* Given task: Copy the records below exactly, leaving out every picture.

>> Start Data entries

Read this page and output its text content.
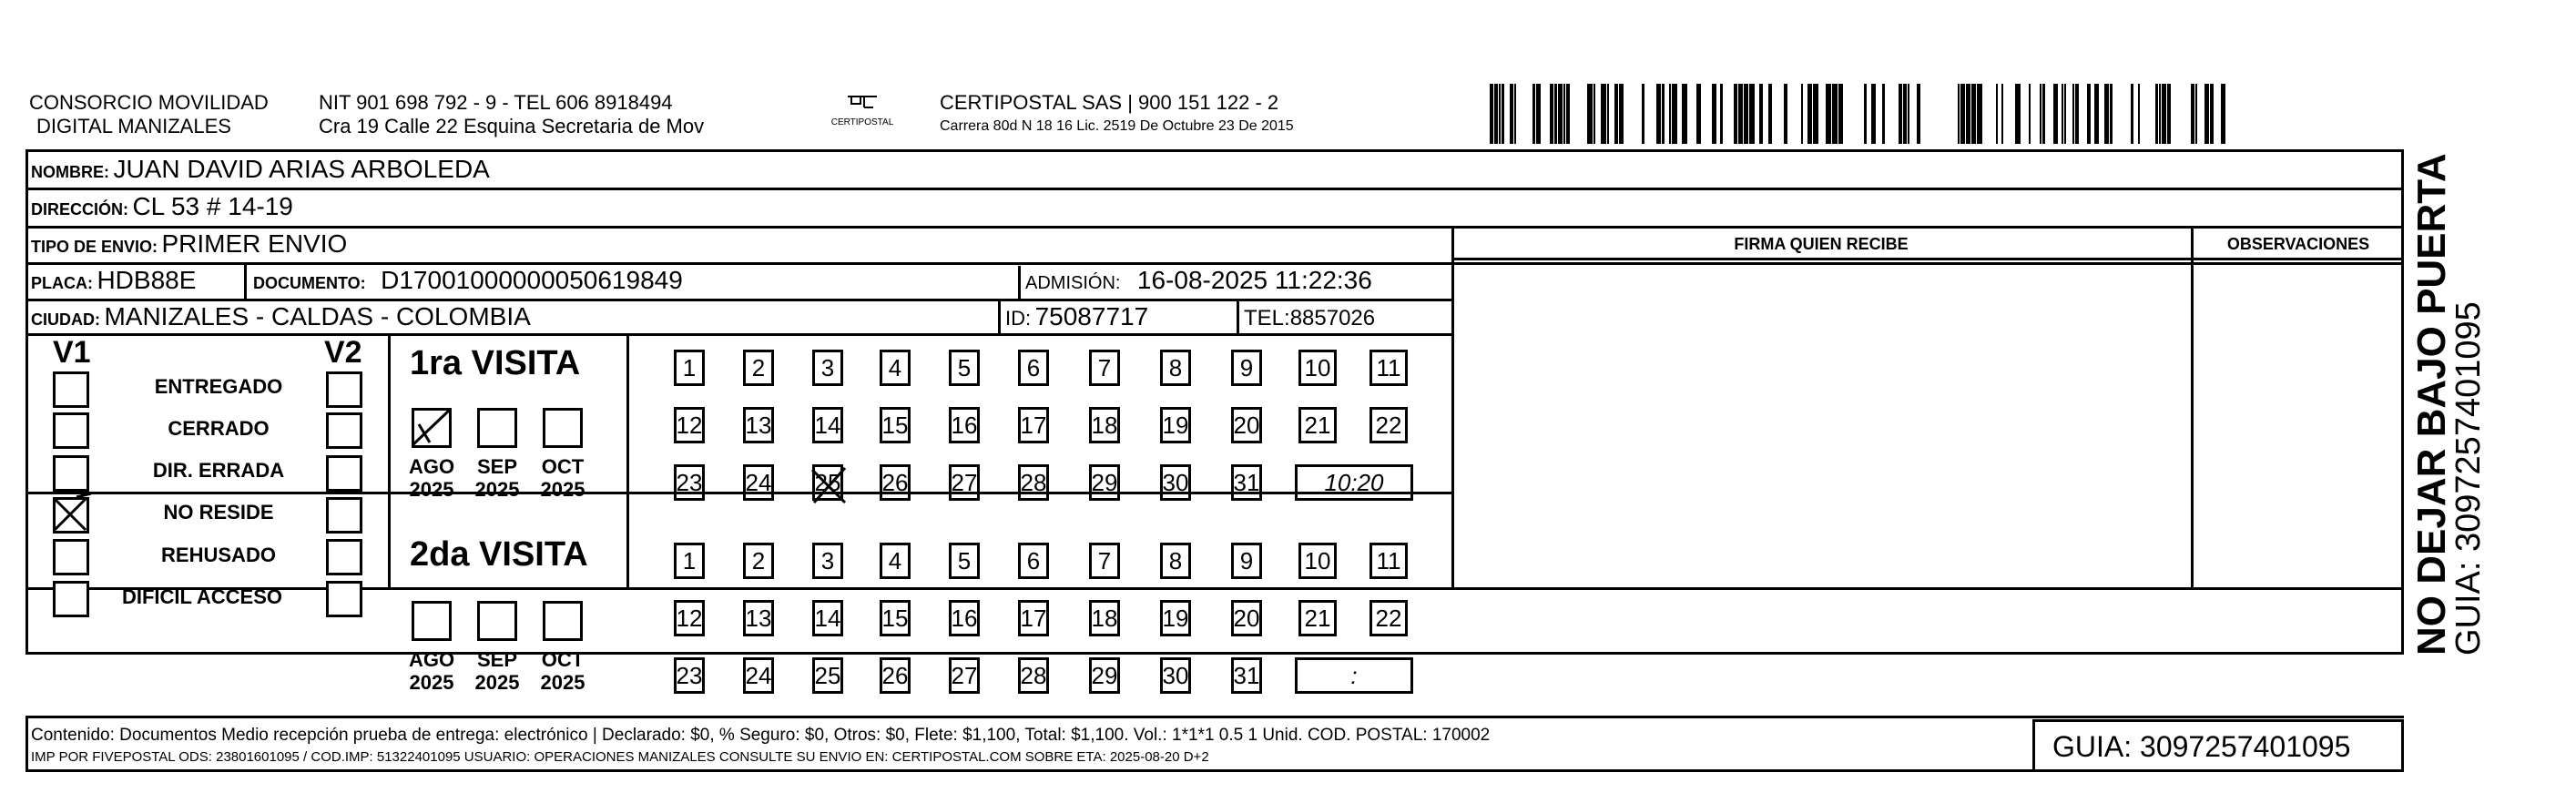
CONSORCIO MOVILIDAD
DIGITAL MANIZALES
NIT 901 698 792 - 9 - TEL 606 8918494
Cra 19 Calle 22 Esquina Secretaria de Mov	CERTIPOSTAL
CERTIPOSTAL SAS | 900 151 122 - 2
Carrera 80d N 18 16 Lic. 2519 De Octubre 23 De 2015
NOMBRE: JUAN DAVID ARIAS ARBOLEDA
DIRECCIÓN: CL 53 # 14-19
TIPO DE ENVIO: PRIMER ENVIO	FIRMA QUIEN RECIBE	OBSERVACIONES
PLACA: HDB88E	DOCUMENTO: D170010000000506198​49	ADMISIÓN: 16-08-2025 11:22:36
CIUDAD: MANIZALES - CALDAS - COLOMBIA	ID: 75087717	TEL:8857026
V1	V2
ENTREGADO
CERRADO
DIR. ERRADA
NO RESIDE
REHUSADO
DIFICIL ACCESO
1ra VISITA
AGO
2025
SEP
2025
OCT
2025
2da VISITA
AGO
2025
SEP
2025
OCT
2025
1 2 3 4 5 6 7 8 9 10 11
12 13 14 15 16 17 18 19 20 21 22
23 24 25 26 27 28 29 30 31	10:20
1 2 3 4 5 6 7 8 9 10 11
12 13 14 15 16 17 18 19 20 21 22
23 24 25 26 27 28 29 30 31	:
Contenido: Documentos Medio recepción prueba de entrega: electrónico | Declarado: $0, % Seguro: $0, Otros: $0, Flete: $1,100, Total: $1,100. Vol.: 1*1*1 0.5 1 Unid. COD. POSTAL: 170002
IMP POR FIVEPOSTAL ODS: 23801601095 / COD.IMP: 51322401095 USUARIO: OPERACIONES MANIZALES CONSULTE SU ENVIO EN: CERTIPOSTAL.COM SOBRE ETA: 2025-08-20 D+2	GUIA: 3097257401095
NO DEJAR BAJO PUERTA
GUIA: 3097257401095
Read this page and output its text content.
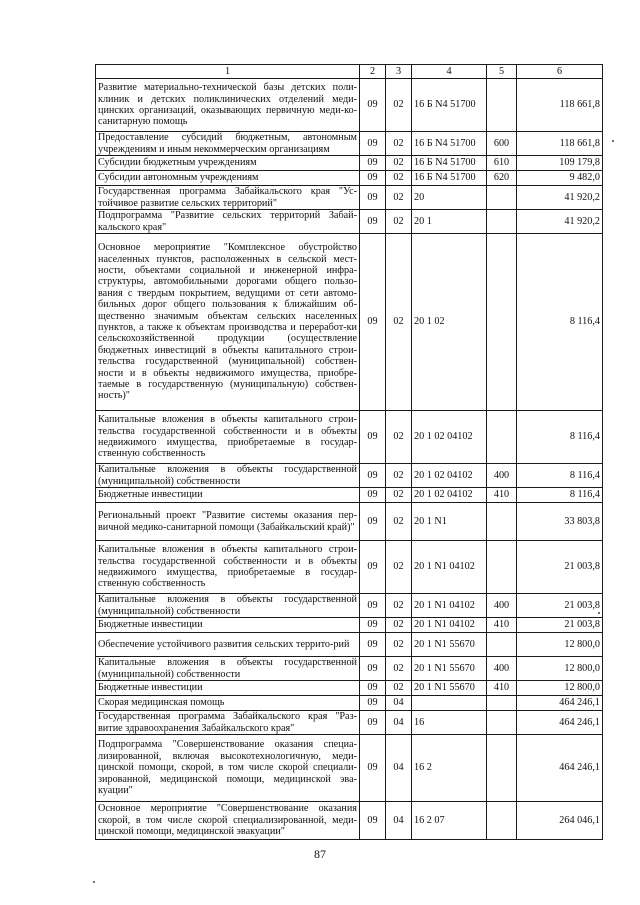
1	2	3	4	5	6
Развитие материально-технической базы детских поли-клиник и детских поликлинических отделений меди-цинских организаций, оказывающих первичную меди-ко-санитарную помощь	09	02	16 Б N4 51700		118 661,8
Предоставление субсидий бюджетным, автономным учреждениям и иным некоммерческим организациям	09	02	16 Б N4 51700	600	118 661,8
Субсидии бюджетным учреждениям	09	02	16 Б N4 51700	610	109 179,8
Субсидии автономным учреждениям	09	02	16 Б N4 51700	620	9 482,0
Государственная программа Забайкальского края "Ус-тойчивое развитие сельских территорий"	09	02	20		41 920,2
Подпрограмма "Развитие сельских территорий Забай-кальского края"	09	02	20 1		41 920,2
Основное мероприятие "Комплексное обустройство населенных пунктов, расположенных в сельской мест-ности, объектами социальной и инженерной инфра-структуры, автомобильными дорогами общего пользо-вания с твердым покрытием, ведущими от сети автомо-бильных дорог общего пользования к ближайшим об-щественно значимым объектам сельских населенных пунктов, а также к объектам производства и переработ-ки сельскохозяйственной продукции (осуществление бюджетных инвестиций в объекты капитального строи-тельства государственной (муниципальной) собствен-ности и в объекты недвижимого имущества, приобре-таемые в государственную (муниципальную) собствен-ность)"	09	02	20 1 02		8 116,4
Капитальные вложения в объекты капитального строи-тельства государственной собственности и в объекты недвижимого имущества, приобретаемые в государ-ственную собственность	09	02	20 1 02 04102		8 116,4
Капитальные вложения в объекты государственной (муниципальной) собственности	09	02	20 1 02 04102	400	8 116,4
Бюджетные инвестиции	09	02	20 1 02 04102	410	8 116,4
Региональный проект "Развитие системы оказания пер-вичной медико-санитарной помощи (Забайкальский край)"	09	02	20 1 N1		33 803,8
Капитальные вложения в объекты капитального строи-тельства государственной собственности и в объекты недвижимого имущества, приобретаемые в государ-ственную собственность	09	02	20 1 N1 04102		21 003,8
Капитальные вложения в объекты государственной (муниципальной) собственности	09	02	20 1 N1 04102	400	21 003,8
Бюджетные инвестиции	09	02	20 1 N1 04102	410	21 003,8
Обеспечение устойчивого развития сельских террито-рий	09	02	20 1 N1 55670		12 800,0
Капитальные вложения в объекты государственной (муниципальной) собственности	09	02	20 1 N1 55670	400	12 800,0
Бюджетные инвестиции	09	02	20 1 N1 55670	410	12 800,0
Скорая медицинская помощь	09	04			464 246,1
Государственная программа Забайкальского края "Раз-витие здравоохранения Забайкальского края"	09	04	16		464 246,1
Подпрограмма "Совершенствование оказания специа-лизированной, включая высокотехнологичную, меди-цинской помощи, скорой, в том числе скорой специали-зированной, медицинской помощи, медицинской эва-куации"	09	04	16 2		464 246,1
Основное мероприятие "Совершенствование оказания скорой, в том числе скорой специализированной, меди-цинской помощи, медицинской эвакуации"	09	04	16 2 07		264 046,1
87
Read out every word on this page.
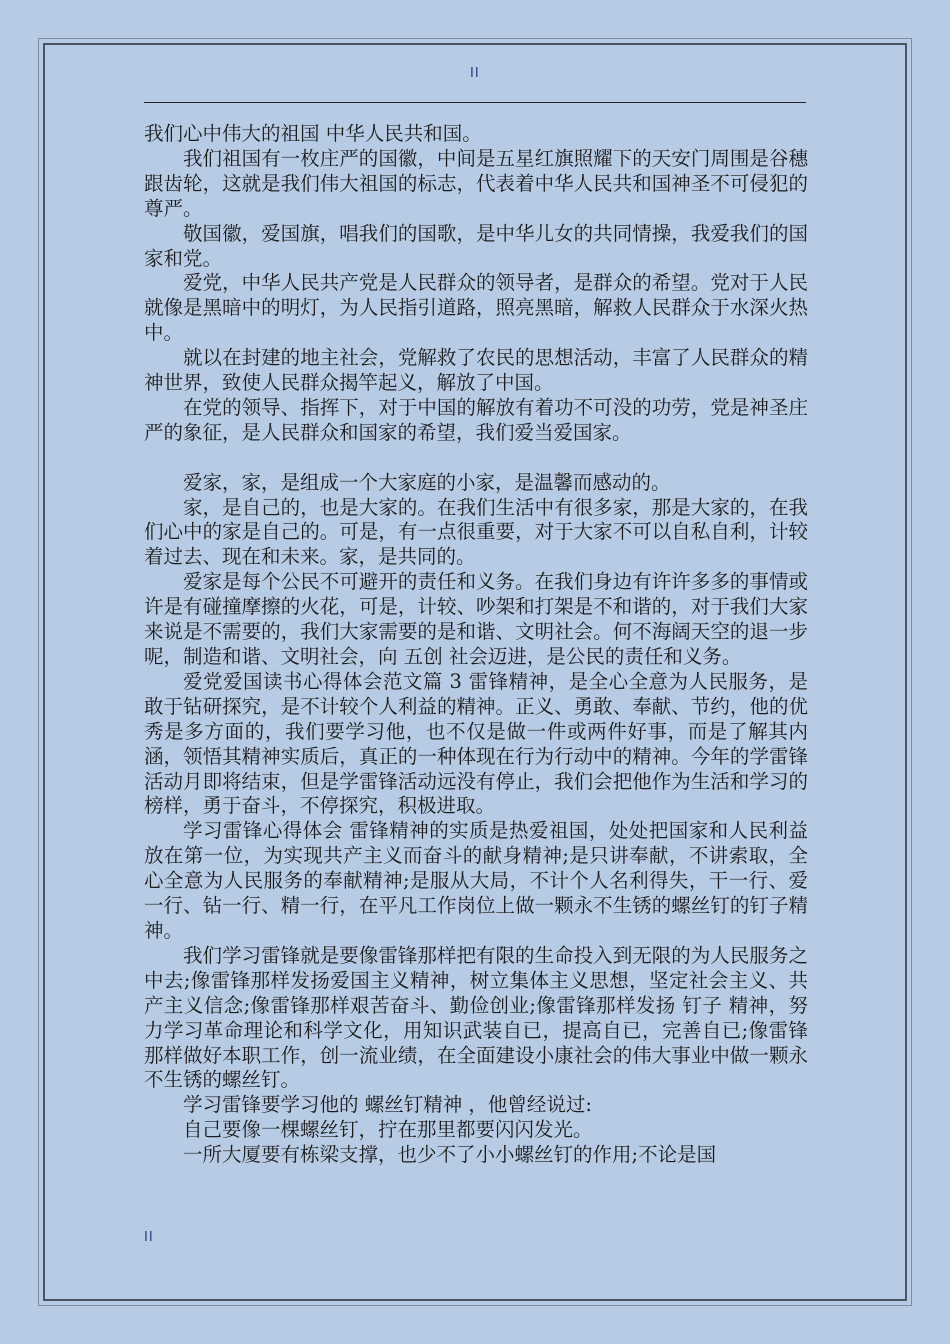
II

我们心中伟大的祖国 中华人民共和国。

我们祖国有一枚庄严的国徽，中间是五星红旗照耀下的天安门周围是谷穗跟齿轮，这就是我们伟大祖国的标志，代表着中华人民共和国神圣不可侵犯的尊严。

敬国徽，爱国旗，唱我们的国歌，是中华儿女的共同情操，我爱我们的国家和党。

爱党，中华人民共产党是人民群众的领导者，是群众的希望。党对于人民就像是黑暗中的明灯，为人民指引道路，照亮黑暗，解救人民群众于水深火热中。

就以在封建的地主社会，党解救了农民的思想活动，丰富了人民群众的精神世界，致使人民群众揭竿起义，解放了中国。

在党的领导、指挥下，对于中国的解放有着功不可没的功劳，党是神圣庄严的象征，是人民群众和国家的希望，我们爱当爱国家。

爱家，家，是组成一个大家庭的小家，是温馨而感动的。

家，是自己的，也是大家的。在我们生活中有很多家，那是大家的，在我们心中的家是自己的。可是，有一点很重要，对于大家不可以自私自利，计较着过去、现在和未来。家，是共同的。

爱家是每个公民不可避开的责任和义务。在我们身边有许许多多的事情或许是有碰撞摩擦的火花，可是，计较、吵架和打架是不和谐的，对于我们大家来说是不需要的，我们大家需要的是和谐、文明社会。何不海阔天空的退一步呢，制造和谐、文明社会，向 五创 社会迈进，是公民的责任和义务。

爱党爱国读书心得体会范文篇 3 雷锋精神，是全心全意为人民服务，是敢于钻研探究，是不计较个人利益的精神。正义、勇敢、奉献、节约，他的优秀是多方面的，我们要学习他，也不仅是做一件或两件好事，而是了解其内涵，领悟其精神实质后，真正的一种体现在行为行动中的精神。今年的学雷锋活动月即将结束，但是学雷锋活动远没有停止，我们会把他作为生活和学习的榜样，勇于奋斗，不停探究，积极进取。

学习雷锋心得体会 雷锋精神的实质是热爱祖国，处处把国家和人民利益放在第一位，为实现共产主义而奋斗的献身精神;是只讲奉献，不讲索取，全心全意为人民服务的奉献精神;是服从大局，不计个人名利得失，干一行、爱一行、钻一行、精一行，在平凡工作岗位上做一颗永不生锈的螺丝钉的钉子精神。

我们学习雷锋就是要像雷锋那样把有限的生命投入到无限的为人民服务之中去;像雷锋那样发扬爱国主义精神，树立集体主义思想，坚定社会主义、共产主义信念;像雷锋那样艰苦奋斗、勤俭创业;像雷锋那样发扬 钉子 精神，努力学习革命理论和科学文化，用知识武装自已，提高自已，完善自已;像雷锋那样做好本职工作，创一流业绩，在全面建设小康社会的伟大事业中做一颗永不生锈的螺丝钉。

学习雷锋要学习他的 螺丝钉精神 ，他曾经说过:

自己要像一棵螺丝钉，拧在那里都要闪闪发光。

一所大厦要有栋梁支撑，也少不了小小螺丝钉的作用;不论是国

II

>> End Data entries

* Response:
Read this page and output its text content.
CONSORCIO MOVILIDAD
DIGITAL MANIZALES
NIT 901 698 792 - 9 - TEL 606 8918494
Cra 19 Calle 22 Esquina Secretaria de Mov	CERTIPOSTAL
CERTIPOSTAL SAS | 900 151 122 - 2
Carrera 80d N 18 16 Lic. 2519 De Octubre 23 De 2015
NOMBRE: JUAN DAVID ARIAS ARBOLEDA
DIRECCIÓN: CL 53 # 14-19
TIPO DE ENVIO: PRIMER ENVIO	FIRMA QUIEN RECIBE	OBSERVACIONES
PLACA: HDB88E	DOCUMENTO: D170010000000506198​49	ADMISIÓN: 16-08-2025 11:22:36
CIUDAD: MANIZALES - CALDAS - COLOMBIA	ID: 75087717	TEL:8857026
V1	V2
ENTREGADO
CERRADO
DIR. ERRADA
NO RESIDE
REHUSADO
DIFICIL ACCESO
1ra VISITA
AGO
2025
SEP
2025
OCT
2025
2da VISITA
AGO
2025
SEP
2025
OCT
2025
1 2 3 4 5 6 7 8 9 10 11
12 13 14 15 16 17 18 19 20 21 22
23 24 25 26 27 28 29 30 31	10:20
1 2 3 4 5 6 7 8 9 10 11
12 13 14 15 16 17 18 19 20 21 22
23 24 25 26 27 28 29 30 31	:
Contenido: Documentos Medio recepción prueba de entrega: electrónico | Declarado: $0, % Seguro: $0, Otros: $0, Flete: $1,100, Total: $1,100. Vol.: 1*1*1 0.5 1 Unid. COD. POSTAL: 170002
IMP POR FIVEPOSTAL ODS: 23801601095 / COD.IMP: 51322401095 USUARIO: OPERACIONES MANIZALES CONSULTE SU ENVIO EN: CERTIPOSTAL.COM SOBRE ETA: 2025-08-20 D+2	GUIA: 3097257401095
NO DEJAR BAJO PUERTA
GUIA: 3097257401095
Read this page and output its text content.
1	2	3	4	5	6
Развитие материально-технической базы детских поли-клиник и детских поликлинических отделений меди-цинских организаций, оказывающих первичную меди-ко-санитарную помощь	09	02	16 Б N4 51700		118 661,8
Предоставление субсидий бюджетным, автономным учреждениям и иным некоммерческим организациям	09	02	16 Б N4 51700	600	118 661,8
Субсидии бюджетным учреждениям	09	02	16 Б N4 51700	610	109 179,8
Субсидии автономным учреждениям	09	02	16 Б N4 51700	620	9 482,0
Государственная программа Забайкальского края "Ус-тойчивое развитие сельских территорий"	09	02	20		41 920,2
Подпрограмма "Развитие сельских территорий Забай-кальского края"	09	02	20 1		41 920,2
Основное мероприятие "Комплексное обустройство населенных пунктов, расположенных в сельской мест-ности, объектами социальной и инженерной инфра-структуры, автомобильными дорогами общего пользо-вания с твердым покрытием, ведущими от сети автомо-бильных дорог общего пользования к ближайшим об-щественно значимым объектам сельских населенных пунктов, а также к объектам производства и переработ-ки сельскохозяйственной продукции (осуществление бюджетных инвестиций в объекты капитального строи-тельства государственной (муниципальной) собствен-ности и в объекты недвижимого имущества, приобре-таемые в государственную (муниципальную) собствен-ность)"	09	02	20 1 02		8 116,4
Капитальные вложения в объекты капитального строи-тельства государственной собственности и в объекты недвижимого имущества, приобретаемые в государ-ственную собственность	09	02	20 1 02 04102		8 116,4
Капитальные вложения в объекты государственной (муниципальной) собственности	09	02	20 1 02 04102	400	8 116,4
Бюджетные инвестиции	09	02	20 1 02 04102	410	8 116,4
Региональный проект "Развитие системы оказания пер-вичной медико-санитарной помощи (Забайкальский край)"	09	02	20 1 N1		33 803,8
Капитальные вложения в объекты капитального строи-тельства государственной собственности и в объекты недвижимого имущества, приобретаемые в государ-ственную собственность	09	02	20 1 N1 04102		21 003,8
Капитальные вложения в объекты государственной (муниципальной) собственности	09	02	20 1 N1 04102	400	21 003,8
Бюджетные инвестиции	09	02	20 1 N1 04102	410	21 003,8
Обеспечение устойчивого развития сельских террито-рий	09	02	20 1 N1 55670		12 800,0
Капитальные вложения в объекты государственной (муниципальной) собственности	09	02	20 1 N1 55670	400	12 800,0
Бюджетные инвестиции	09	02	20 1 N1 55670	410	12 800,0
Скорая медицинская помощь	09	04			464 246,1
Государственная программа Забайкальского края "Раз-витие здравоохранения Забайкальского края"	09	04	16		464 246,1
Подпрограмма "Совершенствование оказания специа-лизированной, включая высокотехнологичную, меди-цинской помощи, скорой, в том числе скорой специали-зированной, медицинской помощи, медицинской эва-куации"	09	04	16 2		464 246,1
Основное мероприятие "Совершенствование оказания скорой, в том числе скорой специализированной, меди-цинской помощи, медицинской эвакуации"	09	04	16 2 07		264 046,1
87
Read out every word on this page.
II

我们心中伟大的祖国 中华人民共和国。

我们祖国有一枚庄严的国徽，中间是五星红旗照耀下的天安门周围是谷穗跟齿轮，这就是我们伟大祖国的标志，代表着中华人民共和国神圣不可侵犯的尊严。

敬国徽，爱国旗，唱我们的国歌，是中华儿女的共同情操，我爱我们的国家和党。

爱党，中华人民共产党是人民群众的领导者，是群众的希望。党对于人民就像是黑暗中的明灯，为人民指引道路，照亮黑暗，解救人民群众于水深火热中。

就以在封建的地主社会，党解救了农民的思想活动，丰富了人民群众的精神世界，致使人民群众揭竿起义，解放了中国。

在党的领导、指挥下，对于中国的解放有着功不可没的功劳，党是神圣庄严的象征，是人民群众和国家的希望，我们爱当爱国家。

爱家，家，是组成一个大家庭的小家，是温馨而感动的。

家，是自己的，也是大家的。在我们生活中有很多家，那是大家的，在我们心中的家是自己的。可是，有一点很重要，对于大家不可以自私自利，计较着过去、现在和未来。家，是共同的。

爱家是每个公民不可避开的责任和义务。在我们身边有许许多多的事情或许是有碰撞摩擦的火花，可是，计较、吵架和打架是不和谐的，对于我们大家来说是不需要的，我们大家需要的是和谐、文明社会。何不海阔天空的退一步呢，制造和谐、文明社会，向 五创 社会迈进，是公民的责任和义务。

爱党爱国读书心得体会范文篇 3 雷锋精神，是全心全意为人民服务，是敢于钻研探究，是不计较个人利益的精神。正义、勇敢、奉献、节约，他的优秀是多方面的，我们要学习他，也不仅是做一件或两件好事，而是了解其内涵，领悟其精神实质后，真正的一种体现在行为行动中的精神。今年的学雷锋活动月即将结束，但是学雷锋活动远没有停止，我们会把他作为生活和学习的榜样，勇于奋斗，不停探究，积极进取。

学习雷锋心得体会 雷锋精神的实质是热爱祖国，处处把国家和人民利益放在第一位，为实现共产主义而奋斗的献身精神;是只讲奉献，不讲索取，全心全意为人民服务的奉献精神;是服从大局，不计个人名利得失，干一行、爱一行、钻一行、精一行，在平凡工作岗位上做一颗永不生锈的螺丝钉的钉子精神。

我们学习雷锋就是要像雷锋那样把有限的生命投入到无限的为人民服务之中去;像雷锋那样发扬爱国主义精神，树立集体主义思想，坚定社会主义、共产主义信念;像雷锋那样艰苦奋斗、勤俭创业;像雷锋那样发扬 钉子 精神，努力学习革命理论和科学文化，用知识武装自已，提高自已，完善自已;像雷锋那样做好本职工作，创一流业绩，在全面建设小康社会的伟大事业中做一颗永不生锈的螺丝钉。

学习雷锋要学习他的 螺丝钉精神 ，他曾经说过:

自己要像一棵螺丝钉，拧在那里都要闪闪发光。

一所大厦要有栋梁支撑，也少不了小小螺丝钉的作用;不论是国

II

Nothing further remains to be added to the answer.